Search the material for the word "Smažené" and copy each line that holds it.

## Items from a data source

** Start **

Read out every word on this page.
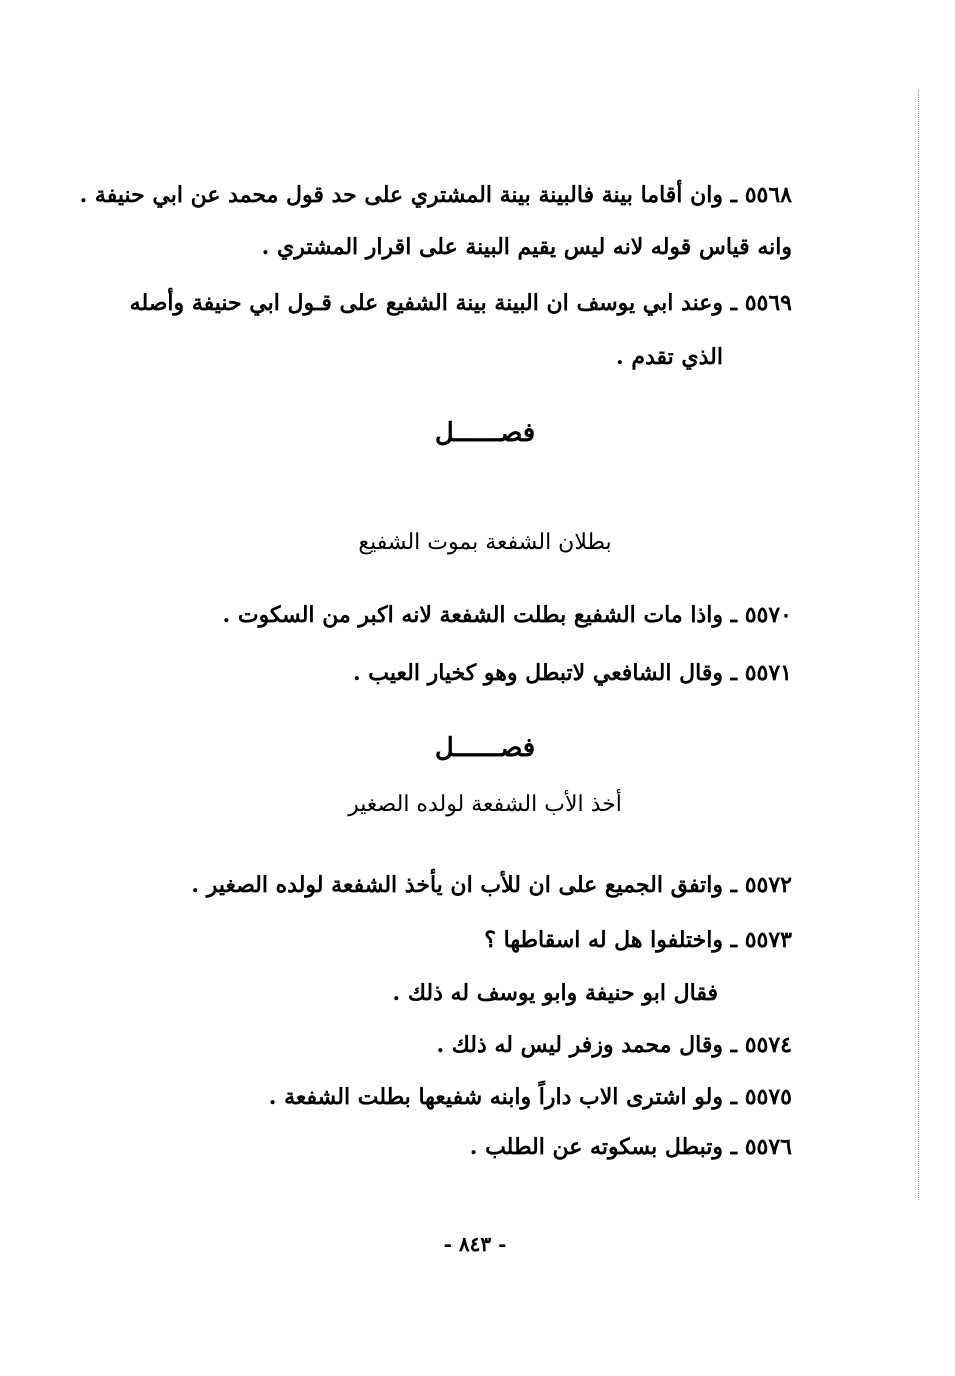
٥٥٦٨ ـ وان أقاما بينة فالبينة بينة المشتري على حد قول محمد عن ابي حنيفة .
وانه قياس قوله لانه ليس يقيم البينة على اقرار المشتري .
٥٥٦٩ ـ وعند ابي يوسف ان البينة بينة الشفيع على قـول ابي حنيفة وأصله
الذي تقدم .
فصــــــل
بطلان الشفعة بموت الشفيع
٥٥٧٠ ـ واذا مات الشفيع بطلت الشفعة لانه اكبر من السكوت .
٥٥٧١ ـ وقال الشافعي لاتبطل وهو كخيار العيب .
فصــــــل
أخذ الأب الشفعة لولده الصغير
٥٥٧٢ ـ واتفق الجميع على ان للأب ان يأخذ الشفعة لولده الصغير .
٥٥٧٣ ـ واختلفوا هل له اسقاطها ؟
فقال ابو حنيفة وابو يوسف له ذلك .
٥٥٧٤ ـ وقال محمد وزفر ليس له ذلك .
٥٥٧٥ ـ ولو اشترى الاب داراً وابنه شفيعها بطلت الشفعة .
٥٥٧٦ ـ وتبطل بسكوته عن الطلب .
- ٨٤٣ -
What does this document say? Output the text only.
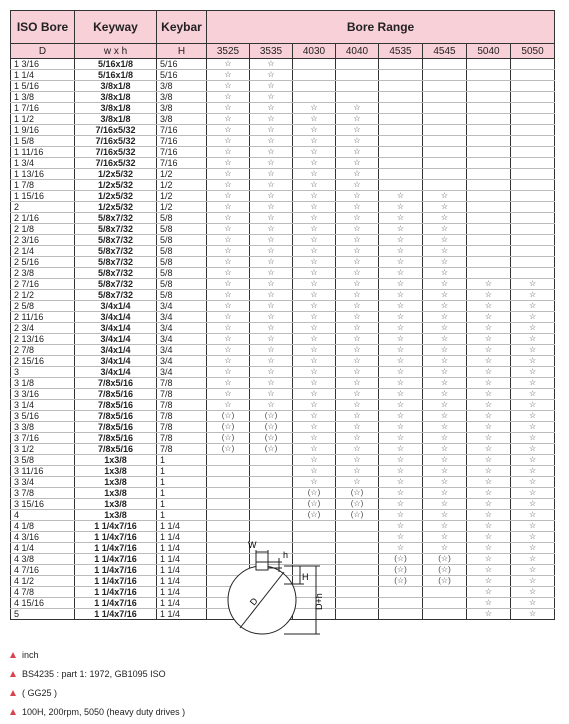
ISO Bore	Keyway	Keybar	Bore Range							
D	w x h	H	3525	3535	4030	4040	4535	4545	5040	5050
1 3/16	5/16x1/8	5/16	☆	☆						
1 1/4	5/16x1/8	5/16	☆	☆						
1 5/16	3/8x1/8	3/8	☆	☆						
1 3/8	3/8x1/8	3/8	☆	☆						
1 7/16	3/8x1/8	3/8	☆	☆	☆	☆				
1 1/2	3/8x1/8	3/8	☆	☆	☆	☆				
1 9/16	7/16x5/32	7/16	☆	☆	☆	☆				
1 5/8	7/16x5/32	7/16	☆	☆	☆	☆				
1 11/16	7/16x5/32	7/16	☆	☆	☆	☆				
1 3/4	7/16x5/32	7/16	☆	☆	☆	☆				
1 13/16	1/2x5/32	1/2	☆	☆	☆	☆				
1 7/8	1/2x5/32	1/2	☆	☆	☆	☆				
1 15/16	1/2x5/32	1/2	☆	☆	☆	☆	☆	☆		
2	1/2x5/32	1/2	☆	☆	☆	☆	☆	☆		
2 1/16	5/8x7/32	5/8	☆	☆	☆	☆	☆	☆		
2 1/8	5/8x7/32	5/8	☆	☆	☆	☆	☆	☆		
2 3/16	5/8x7/32	5/8	☆	☆	☆	☆	☆	☆		
2 1/4	5/8x7/32	5/8	☆	☆	☆	☆	☆	☆		
2 5/16	5/8x7/32	5/8	☆	☆	☆	☆	☆	☆		
2 3/8	5/8x7/32	5/8	☆	☆	☆	☆	☆	☆		
2 7/16	5/8x7/32	5/8	☆	☆	☆	☆	☆	☆	☆	☆
2 1/2	5/8x7/32	5/8	☆	☆	☆	☆	☆	☆	☆	☆
2 5/8	3/4x1/4	3/4	☆	☆	☆	☆	☆	☆	☆	☆
2 11/16	3/4x1/4	3/4	☆	☆	☆	☆	☆	☆	☆	☆
2 3/4	3/4x1/4	3/4	☆	☆	☆	☆	☆	☆	☆	☆
2 13/16	3/4x1/4	3/4	☆	☆	☆	☆	☆	☆	☆	☆
2 7/8	3/4x1/4	3/4	☆	☆	☆	☆	☆	☆	☆	☆
2 15/16	3/4x1/4	3/4	☆	☆	☆	☆	☆	☆	☆	☆
3	3/4x1/4	3/4	☆	☆	☆	☆	☆	☆	☆	☆
3 1/8	7/8x5/16	7/8	☆	☆	☆	☆	☆	☆	☆	☆
3 3/16	7/8x5/16	7/8	☆	☆	☆	☆	☆	☆	☆	☆
3 1/4	7/8x5/16	7/8	☆	☆	☆	☆	☆	☆	☆	☆
3 5/16	7/8x5/16	7/8	(☆)	(☆)	☆	☆	☆	☆	☆	☆
3 3/8	7/8x5/16	7/8	(☆)	(☆)	☆	☆	☆	☆	☆	☆
3 7/16	7/8x5/16	7/8	(☆)	(☆)	☆	☆	☆	☆	☆	☆
3 1/2	7/8x5/16	7/8	(☆)	(☆)	☆	☆	☆	☆	☆	☆
3 5/8	1x3/8	1			☆	☆	☆	☆	☆	☆
3 11/16	1x3/8	1			☆	☆	☆	☆	☆	☆
3 3/4	1x3/8	1			☆	☆	☆	☆	☆	☆
3 7/8	1x3/8	1			(☆)	(☆)	☆	☆	☆	☆
3 15/16	1x3/8	1			(☆)	(☆)	☆	☆	☆	☆
4	1x3/8	1			(☆)	(☆)	☆	☆	☆	☆
4 1/8	1 1/4x7/16	1 1/4					☆	☆	☆	☆
4 3/16	1 1/4x7/16	1 1/4					☆	☆	☆	☆
4 1/4	1 1/4x7/16	1 1/4					☆	☆	☆	☆
4 3/8	1 1/4x7/16	1 1/4					(☆)	(☆)	☆	☆
4 7/16	1 1/4x7/16	1 1/4					(☆)	(☆)	☆	☆
4 1/2	1 1/4x7/16	1 1/4					(☆)	(☆)	☆	☆
4 7/8	1 1/4x7/16	1 1/4							☆	☆
4 15/16	1 1/4x7/16	1 1/4							☆	☆
5	1 1/4x7/16	1 1/4							☆	☆
W
h
H
D+h
D
inch
BS4235 : part 1: 1972, GB1095 ISO
( GG25 )
100H, 200rpm, 5050 (heavy duty drives )
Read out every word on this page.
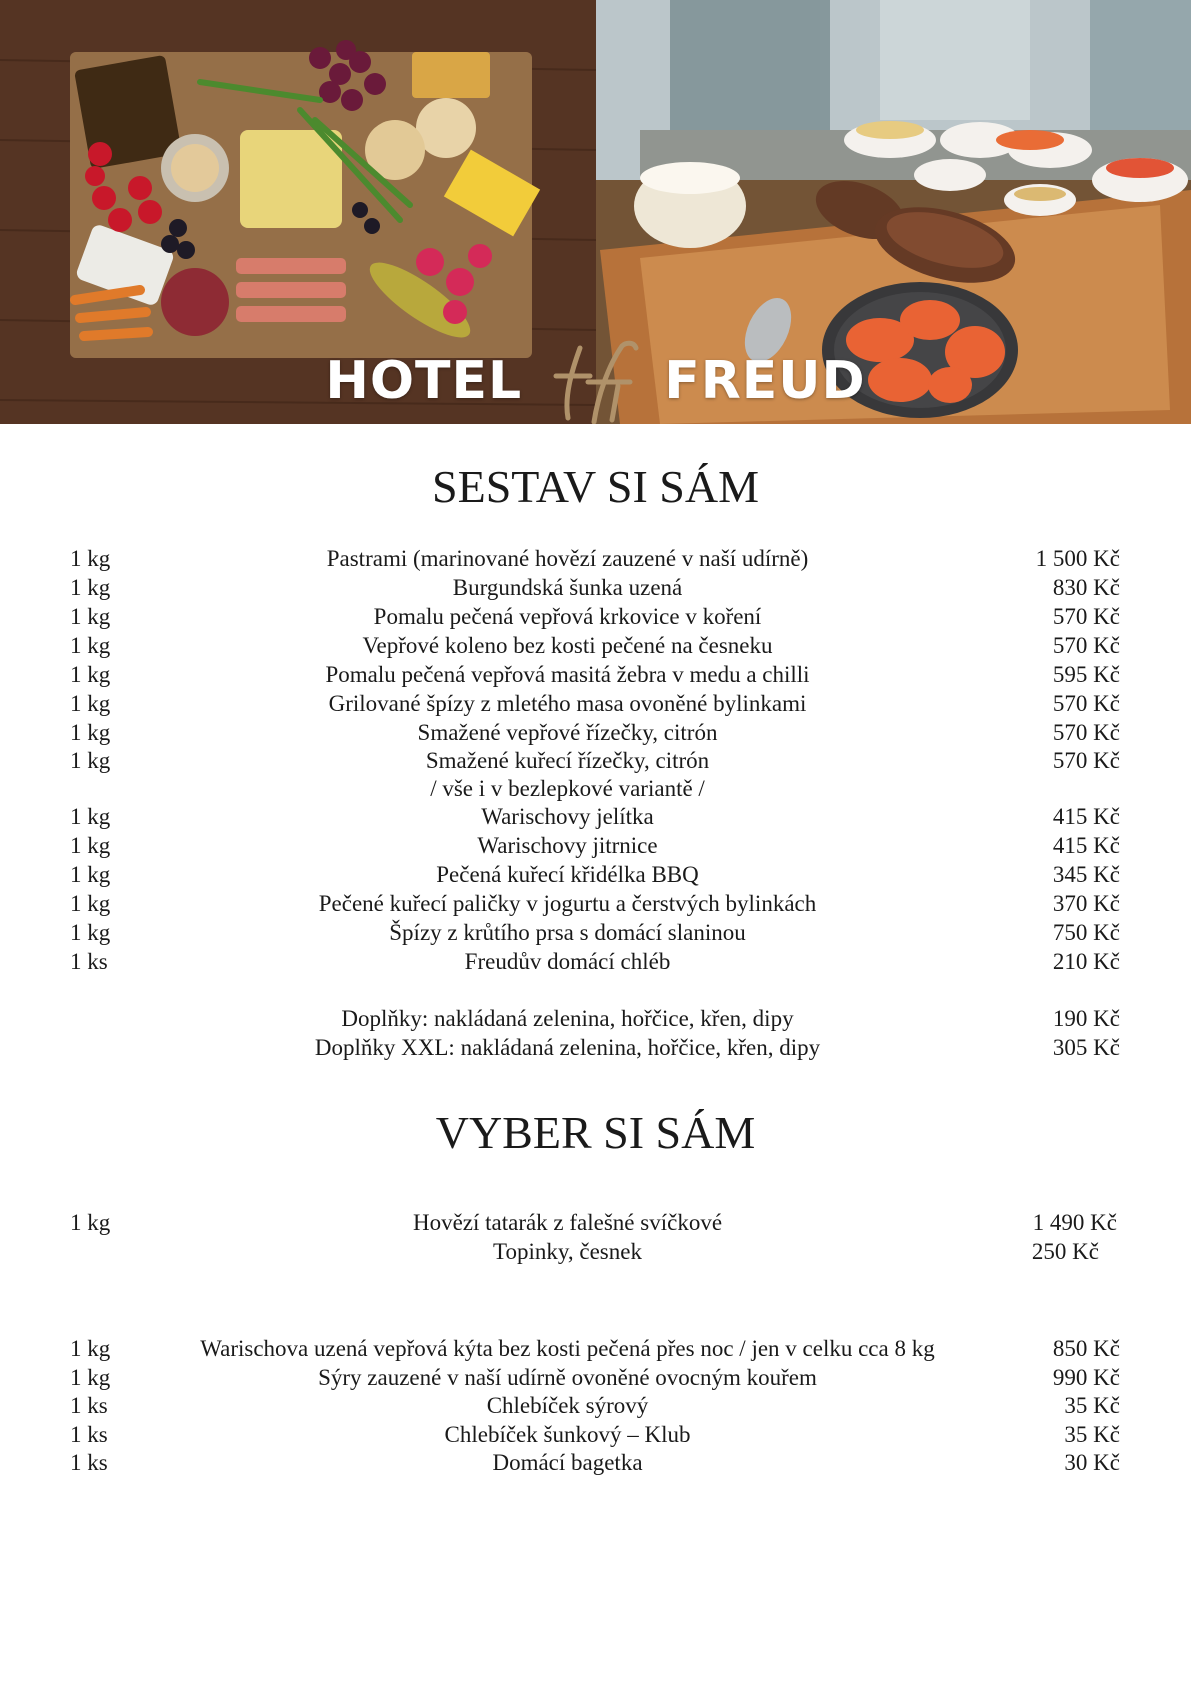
HOTEL	FREUD
SESTAV SI SÁM
1 kg	Pastrami (marinované hovězí zauzené v naší udírně)	1 500 Kč
1 kg	Burgundská šunka uzená	830 Kč
1 kg	Pomalu pečená vepřová krkovice v koření	570 Kč
1 kg	Vepřové koleno bez kosti pečené na česneku	570 Kč
1 kg	Pomalu pečená vepřová masitá žebra v medu a chilli	595 Kč
1 kg	Grilované špízy z mletého masa ovoněné bylinkami	570 Kč
1 kg	Smažené vepřové řízečky, citrón	570 Kč
1 kg	Smažené kuřecí řízečky, citrón	570 Kč
/ vše i v bezlepkové variantě /
1 kg	Warischovy jelítka	415 Kč
1 kg	Warischovy jitrnice	415 Kč
1 kg	Pečená kuřecí křidélka BBQ	345 Kč
1 kg	Pečené kuřecí paličky v jogurtu a čerstvých bylinkách	370 Kč
1 kg	Špízy z krůtího prsa s domácí slaninou	750 Kč
1 ks	Freudův domácí chléb	210 Kč
Doplňky: nakládaná zelenina, hořčice, křen, dipy	190 Kč
Doplňky XXL: nakládaná zelenina, hořčice, křen, dipy	305 Kč
VYBER SI SÁM
1 kg	Hovězí tatarák z falešné svíčkové	1 490 Kč
Topinky, česnek	250 Kč
1 kg	Warischova uzená vepřová kýta bez kosti pečená přes noc / jen v celku cca 8 kg	850 Kč
1 kg	Sýry zauzené v naší udírně ovoněné ovocným kouřem	990 Kč
1 ks	Chlebíček sýrový	35 Kč
1 ks	Chlebíček šunkový – Klub	35 Kč
1 ks	Domácí bagetka	30 Kč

** End **

## Answer for this exercise
1 kg	Smažené vepřové řízečky, citrón	570 Kč
1 kg	Smažené kuřecí řízečky, citrón	570 Kč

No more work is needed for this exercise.